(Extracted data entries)

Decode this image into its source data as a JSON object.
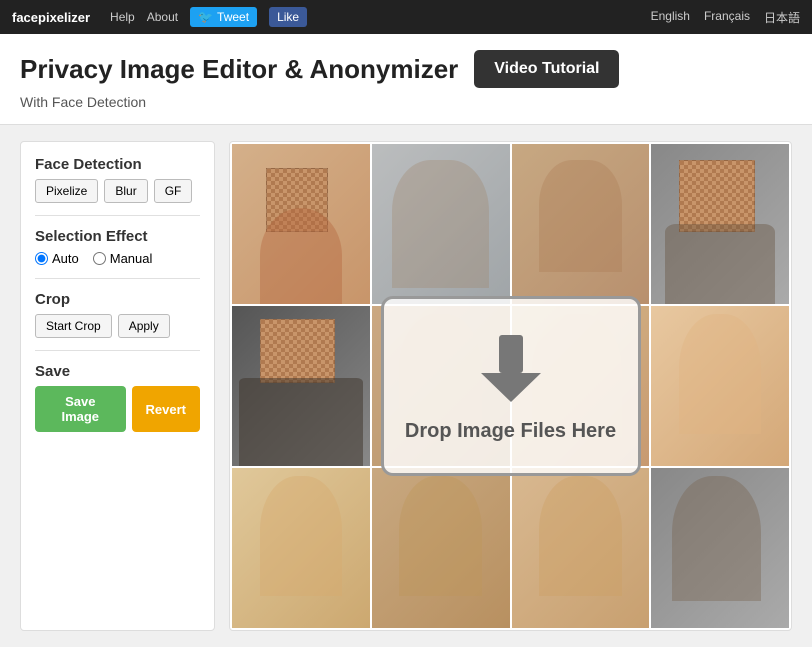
{
  "topnav": {
    "brand": "facepixelizer",
    "help": "Help",
    "about": "About",
    "tweet": "Tweet",
    "like": "Like",
    "languages": [
      "English",
      "Français",
      "日本語"
    ]
  },
  "header": {
    "title": "Privacy Image Editor & Anonymizer",
    "video_tutorial": "Video Tutorial",
    "subtitle": "With Face Detection"
  },
  "sidebar": {
    "face_detection_title": "Face Detection",
    "pixelize": "Pixelize",
    "blur": "Blur",
    "gf": "GF",
    "selection_effect_title": "Selection Effect",
    "auto_label": "Auto",
    "manual_label": "Manual",
    "crop_title": "Crop",
    "start_crop": "Start Crop",
    "apply": "Apply",
    "save_title": "Save",
    "save_image": "Save Image",
    "revert": "Revert"
  },
  "dropzone": {
    "text": "Drop Image Files Here"
  }
}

EXERCISE DETAILS: Of all the lines in the data above, state how many include "Save". Say only the number.

THE RESPONSE: 2